(Stored items)

┌──

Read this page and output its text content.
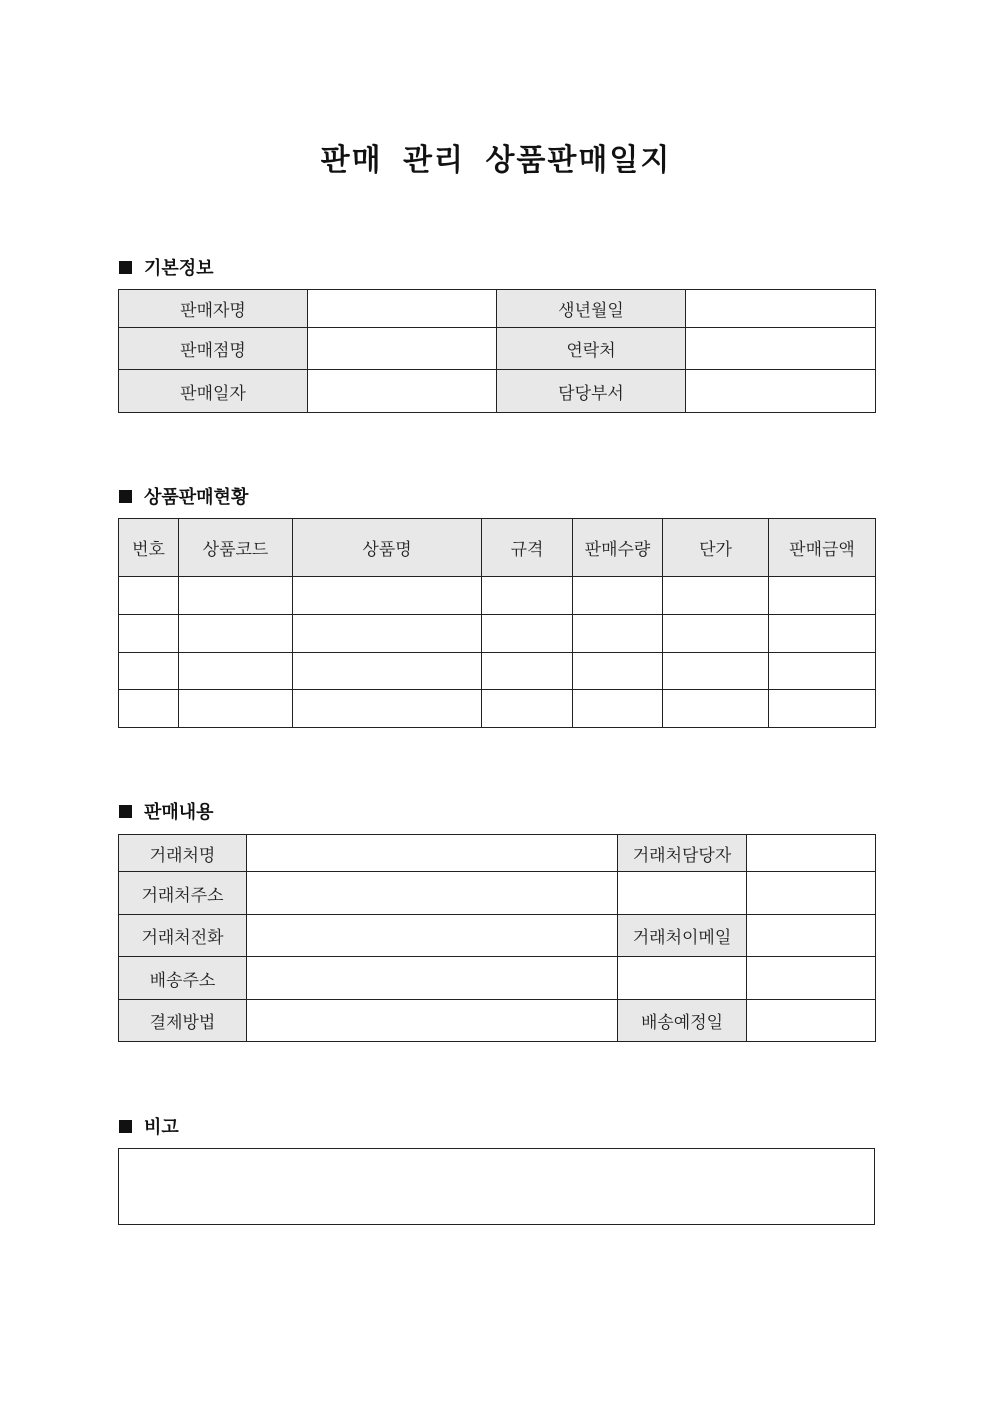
판매 관리 상품판매일지
기본정보
판매자명		생년월일	
판매점명		연락처	
판매일자		담당부서	
상품판매현황
번호	상품코드	상품명	규격	판매수량	단가	판매금액

판매내용
거래처명		거래처담당자	
거래처주소			
거래처전화		거래처이메일	
배송주소			
결제방법		배송예정일	
비고
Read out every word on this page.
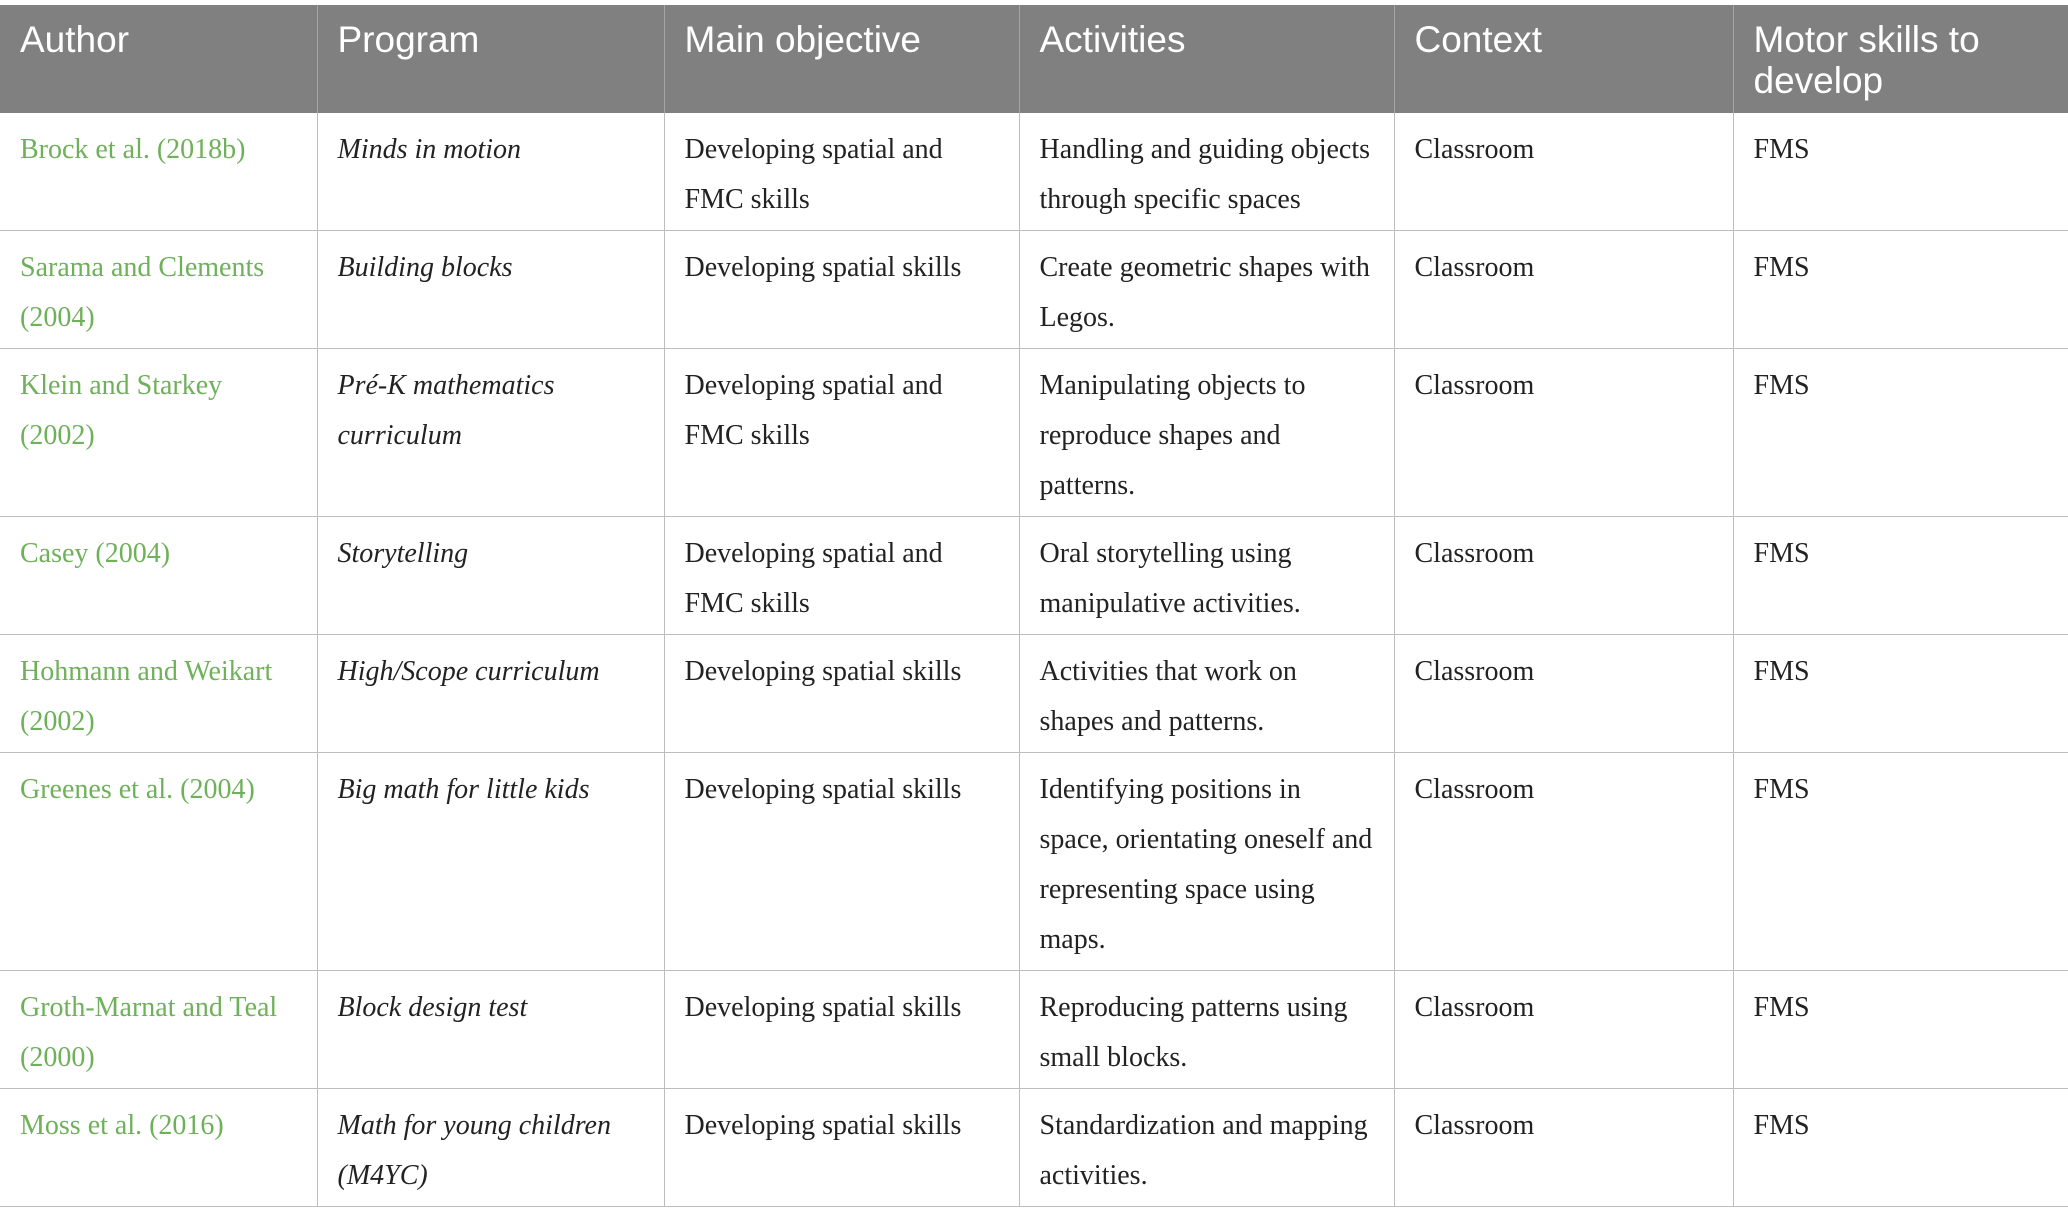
Author	Program	Main objective	Activities	Context	Motor skills to develop
Brock et al. (2018b)	Minds in motion	Developing spatial and FMC skills	Handling and guiding objects through specific spaces	Classroom	FMS
Sarama and Clements (2004)	Building blocks	Developing spatial skills	Create geometric shapes with Legos.	Classroom	FMS
Klein and Starkey (2002)	Pré-K mathematics curriculum	Developing spatial and FMC skills	Manipulating objects to reproduce shapes and patterns.	Classroom	FMS
Casey (2004)	Storytelling	Developing spatial and FMC skills	Oral storytelling using manipulative activities.	Classroom	FMS
Hohmann and Weikart (2002)	High/Scope curriculum	Developing spatial skills	Activities that work on shapes and patterns.	Classroom	FMS
Greenes et al. (2004)	Big math for little kids	Developing spatial skills	Identifying positions in space, orientating oneself and representing space using maps.	Classroom	FMS
Groth-Marnat and Teal (2000)	Block design test	Developing spatial skills	Reproducing patterns using small blocks.	Classroom	FMS
Moss et al. (2016)	Math for young children (M4YC)	Developing spatial skills	Standardization and mapping activities.	Classroom	FMS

└──

■ **Goal**:
Restate each of the entries above word for word and skip every image.

■ **Reply**:
Read this page and output its text content.
판매 관리 상품판매일지
기본정보
판매자명		생년월일	
판매점명		연락처	
판매일자		담당부서	
상품판매현황
번호	상품코드	상품명	규격	판매수량	단가	판매금액

판매내용
거래처명		거래처담당자	
거래처주소			
거래처전화		거래처이메일	
배송주소			
결제방법		배송예정일	
비고
Read out every word on this page.
Author	Program	Main objective	Activities	Context	Motor skills to develop
Brock et al. (2018b)	Minds in motion	Developing spatial and FMC skills	Handling and guiding objects through specific spaces	Classroom	FMS
Sarama and Clements (2004)	Building blocks	Developing spatial skills	Create geometric shapes with Legos.	Classroom	FMS
Klein and Starkey (2002)	Pré-K mathematics curriculum	Developing spatial and FMC skills	Manipulating objects to reproduce shapes and patterns.	Classroom	FMS
Casey (2004)	Storytelling	Developing spatial and FMC skills	Oral storytelling using manipulative activities.	Classroom	FMS
Hohmann and Weikart (2002)	High/Scope curriculum	Developing spatial skills	Activities that work on shapes and patterns.	Classroom	FMS
Greenes et al. (2004)	Big math for little kids	Developing spatial skills	Identifying positions in space, orientating oneself and representing space using maps.	Classroom	FMS
Groth-Marnat and Teal (2000)	Block design test	Developing spatial skills	Reproducing patterns using small blocks.	Classroom	FMS
Moss et al. (2016)	Math for young children (M4YC)	Developing spatial skills	Standardization and mapping activities.	Classroom	FMS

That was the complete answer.